YOUR INSTRUCTIONS:
Set out each line below as a numbered list, skipping blank lines and leaving the pictures out.

RECORD SET:
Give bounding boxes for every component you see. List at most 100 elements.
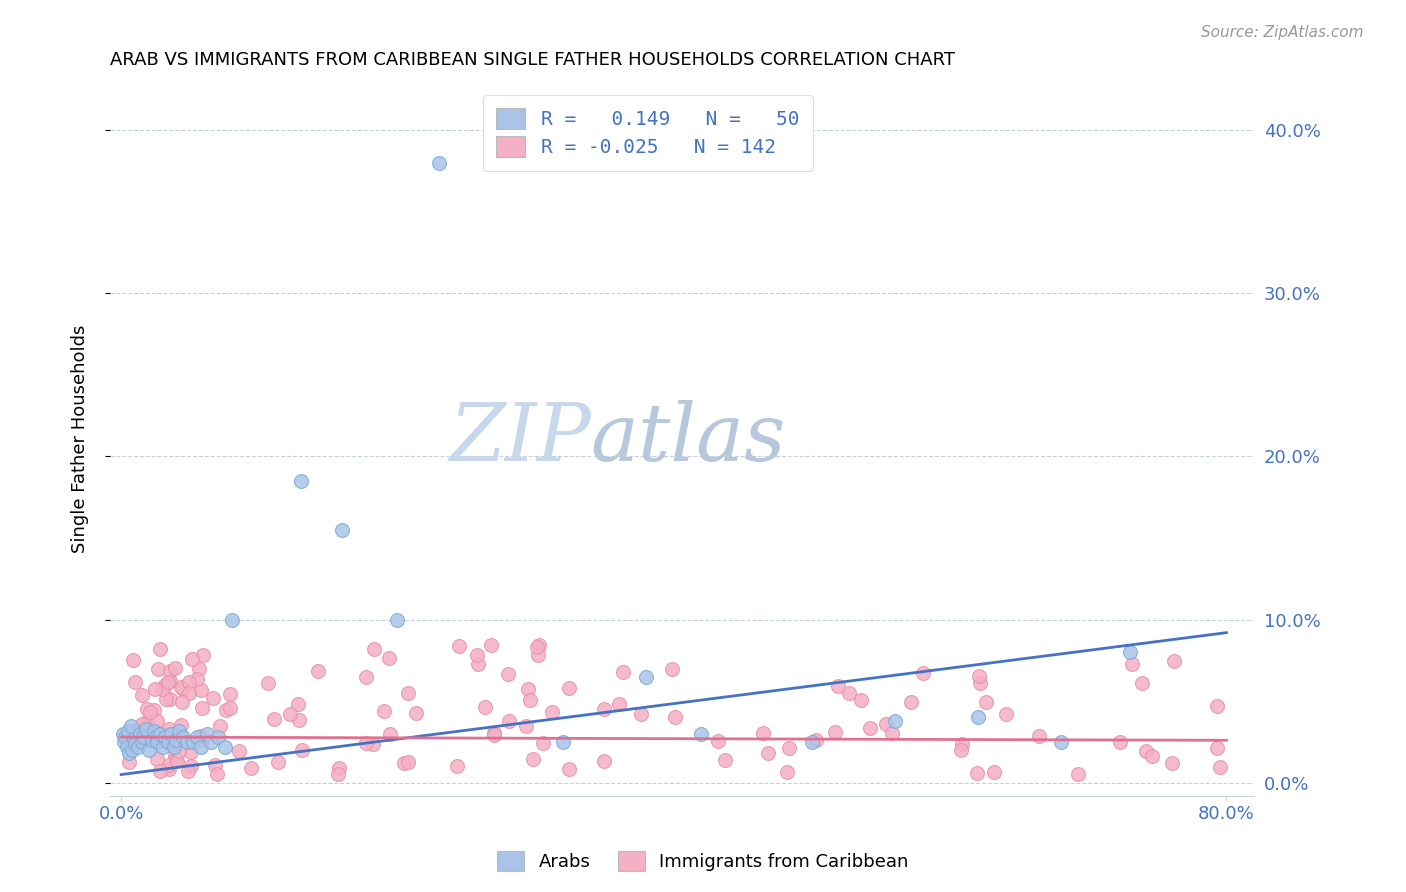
- Text: ARAB VS IMMIGRANTS FROM CARIBBEAN SINGLE FATHER HOUSEHOLDS CORRELATION CHART: ARAB VS IMMIGRANTS FROM CARIBBEAN SINGLE…: [110, 51, 955, 69]
- Point: [465, 648, 488, 662]
- Point: [195, 727, 218, 741]
- Point: [112, 735, 135, 749]
- Point: [135, 722, 157, 736]
- Point: [138, 743, 160, 757]
- Point: [159, 691, 181, 706]
- Text: ZIP: ZIP: [449, 400, 591, 477]
- Point: [827, 679, 849, 693]
- Point: [180, 652, 202, 666]
- Point: [849, 693, 872, 707]
- Point: [118, 755, 141, 769]
- Point: [278, 707, 301, 722]
- Point: [356, 736, 378, 750]
- Point: [690, 727, 713, 741]
- Point: [167, 744, 190, 758]
- Point: [132, 730, 155, 744]
- Point: [1161, 756, 1184, 770]
- Point: [127, 739, 149, 754]
- Point: [427, 156, 450, 170]
- Point: [966, 710, 988, 724]
- Text: atlas: atlas: [591, 400, 786, 477]
- Point: [159, 673, 181, 688]
- Point: [145, 752, 167, 766]
- Point: [155, 730, 177, 744]
- Point: [120, 718, 142, 732]
- Point: [121, 653, 143, 667]
- Point: [756, 746, 779, 760]
- Point: [228, 744, 250, 758]
- Text: Source: ZipAtlas.com: Source: ZipAtlas.com: [1201, 25, 1364, 40]
- Point: [1206, 699, 1229, 714]
- Legend: R =   0.149   N =   50, R = -0.025   N = 142: R = 0.149 N = 50, R = -0.025 N = 142: [482, 95, 813, 171]
- Point: [157, 722, 180, 736]
- Point: [714, 753, 737, 767]
- Point: [378, 726, 401, 740]
- Point: [218, 687, 240, 701]
- Point: [180, 745, 202, 759]
- Point: [288, 713, 311, 727]
- Point: [201, 691, 224, 706]
- Point: [190, 739, 212, 754]
- Point: [447, 639, 470, 653]
- Point: [966, 765, 988, 780]
- Point: [396, 686, 419, 700]
- Point: [190, 682, 212, 697]
- Point: [612, 665, 634, 679]
- Point: [330, 523, 353, 537]
- Point: [526, 640, 548, 654]
- Point: [136, 715, 159, 730]
- Point: [328, 767, 350, 781]
- Point: [136, 702, 159, 716]
- Point: [267, 755, 290, 769]
- Point: [838, 686, 860, 700]
- Point: [160, 727, 183, 741]
- Y-axis label: Single Father Households: Single Father Households: [72, 325, 89, 553]
- Point: [1142, 749, 1164, 764]
- Point: [163, 748, 186, 763]
- Point: [558, 681, 581, 696]
- Point: [661, 662, 683, 676]
- Point: [1163, 654, 1185, 668]
- Point: [169, 680, 191, 694]
- Point: [204, 757, 226, 772]
- Point: [115, 739, 138, 754]
- Point: [157, 758, 180, 772]
- Point: [824, 724, 846, 739]
- Legend: Arabs, Immigrants from Caribbean: Arabs, Immigrants from Caribbean: [491, 844, 915, 879]
- Point: [776, 764, 799, 779]
- Point: [180, 758, 202, 772]
- Point: [858, 721, 880, 735]
- Point: [1130, 676, 1153, 690]
- Point: [969, 676, 991, 690]
- Point: [149, 727, 172, 741]
- Point: [190, 729, 212, 743]
- Point: [114, 730, 136, 744]
- Point: [221, 613, 243, 627]
- Point: [636, 670, 658, 684]
- Point: [291, 743, 314, 757]
- Point: [361, 737, 384, 751]
- Point: [122, 731, 145, 746]
- Point: [558, 762, 581, 776]
- Point: [187, 662, 209, 676]
- Point: [155, 691, 177, 706]
- Point: [172, 730, 194, 744]
- Point: [131, 717, 153, 731]
- Point: [593, 754, 616, 768]
- Point: [131, 735, 153, 749]
- Point: [307, 664, 329, 678]
- Point: [519, 692, 541, 706]
- Point: [540, 705, 562, 719]
- Point: [155, 678, 177, 692]
- Point: [496, 667, 519, 681]
- Point: [664, 710, 686, 724]
- Point: [186, 672, 208, 686]
- Point: [200, 735, 222, 749]
- Point: [1028, 729, 1050, 743]
- Point: [479, 638, 502, 652]
- Point: [883, 714, 905, 728]
- Point: [207, 730, 229, 744]
- Point: [1067, 767, 1090, 781]
- Point: [177, 764, 200, 779]
- Point: [1049, 735, 1071, 749]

TASK ANSWER:
1. Give bounding boxes for every component you see. List at most 100 elements.
2. - Text: ARAB VS IMMIGRANTS FROM CARIBBEAN SINGLE FATHER HOUSEHOLDS CORRELATION CHART: ARAB VS IMMIGRANTS FROM CARIBBEAN SINGLE…: [110, 51, 955, 69]
3. - Point: [465, 648, 488, 662]
4. - Point: [195, 727, 218, 741]
5. - Point: [112, 735, 135, 749]
6. - Point: [135, 722, 157, 736]
7. - Point: [138, 743, 160, 757]
8. - Point: [159, 691, 181, 706]
9. - Text: ZIP: ZIP: [449, 400, 591, 477]
10. - Point: [827, 679, 849, 693]
11. - Point: [180, 652, 202, 666]
12. - Point: [849, 693, 872, 707]
13. - Point: [118, 755, 141, 769]
14. - Point: [278, 707, 301, 722]
15. - Point: [356, 736, 378, 750]
16. - Point: [690, 727, 713, 741]
17. - Point: [167, 744, 190, 758]
18. - Point: [132, 730, 155, 744]
19. - Point: [1161, 756, 1184, 770]
20. - Point: [127, 739, 149, 754]
21. - Point: [427, 156, 450, 170]
22. - Point: [966, 710, 988, 724]
23. - Text: atlas: atlas: [591, 400, 786, 477]
24. - Point: [159, 673, 181, 688]
25. - Point: [145, 752, 167, 766]
26. - Point: [155, 730, 177, 744]
27. - Point: [120, 718, 142, 732]
28. - Point: [121, 653, 143, 667]
29. - Point: [756, 746, 779, 760]
30. - Point: [228, 744, 250, 758]
31. - Text: Source: ZipAtlas.com: Source: ZipAtlas.com: [1201, 25, 1364, 40]
32. - Point: [1206, 699, 1229, 714]
33. - Legend: R =   0.149   N =   50, R = -0.025   N = 142: R = 0.149 N = 50, R = -0.025 N = 142: [482, 95, 813, 171]
34. - Point: [157, 722, 180, 736]
35. - Point: [714, 753, 737, 767]
36. - Point: [378, 726, 401, 740]
37. - Point: [218, 687, 240, 701]
38. - Point: [180, 745, 202, 759]
39. - Point: [288, 713, 311, 727]
40. - Point: [201, 691, 224, 706]
41. - Point: [190, 739, 212, 754]
42. - Point: [447, 639, 470, 653]
43. - Point: [966, 765, 988, 780]
44. - Point: [396, 686, 419, 700]
45. - Point: [190, 682, 212, 697]
46. - Point: [612, 665, 634, 679]
47. - Point: [330, 523, 353, 537]
48. - Point: [526, 640, 548, 654]
49. - Point: [136, 715, 159, 730]
50. - Point: [328, 767, 350, 781]
51. - Point: [136, 702, 159, 716]
52. - Point: [267, 755, 290, 769]
53. - Point: [838, 686, 860, 700]
54. - Point: [160, 727, 183, 741]
55. - Y-axis label: Single Father Households: Single Father Households: [72, 325, 89, 553]
56. - Point: [1142, 749, 1164, 764]
57. - Point: [163, 748, 186, 763]
58. - Point: [558, 681, 581, 696]
59. - Point: [661, 662, 683, 676]
60. - Point: [1163, 654, 1185, 668]
61. - Point: [169, 680, 191, 694]
62. - Point: [204, 757, 226, 772]
63. - Point: [115, 739, 138, 754]
64. - Point: [157, 758, 180, 772]
65. - Point: [824, 724, 846, 739]
66. - Legend: Arabs, Immigrants from Caribbean: Arabs, Immigrants from Caribbean: [491, 844, 915, 879]
67. - Point: [776, 764, 799, 779]
68. - Point: [180, 758, 202, 772]
69. - Point: [858, 721, 880, 735]
70. - Point: [1130, 676, 1153, 690]
71. - Point: [969, 676, 991, 690]
72. - Point: [149, 727, 172, 741]
73. - Point: [190, 729, 212, 743]
74. - Point: [114, 730, 136, 744]
75. - Point: [221, 613, 243, 627]
76. - Point: [636, 670, 658, 684]
77. - Point: [291, 743, 314, 757]
78. - Point: [361, 737, 384, 751]
79. - Point: [122, 731, 145, 746]
80. - Point: [558, 762, 581, 776]
81. - Point: [187, 662, 209, 676]
82. - Point: [155, 691, 177, 706]
83. - Point: [172, 730, 194, 744]
84. - Point: [131, 717, 153, 731]
85. - Point: [593, 754, 616, 768]
86. - Point: [131, 735, 153, 749]
87. - Point: [307, 664, 329, 678]
88. - Point: [519, 692, 541, 706]
89. - Point: [540, 705, 562, 719]
90. - Point: [155, 678, 177, 692]
91. - Point: [496, 667, 519, 681]
92. - Point: [664, 710, 686, 724]
93. - Point: [186, 672, 208, 686]
94. - Point: [200, 735, 222, 749]
95. - Point: [1028, 729, 1050, 743]
96. - Point: [479, 638, 502, 652]
97. - Point: [883, 714, 905, 728]
98. - Point: [207, 730, 229, 744]
99. - Point: [1067, 767, 1090, 781]
100. - Point: [177, 764, 200, 779]
101. - Point: [1049, 735, 1071, 749]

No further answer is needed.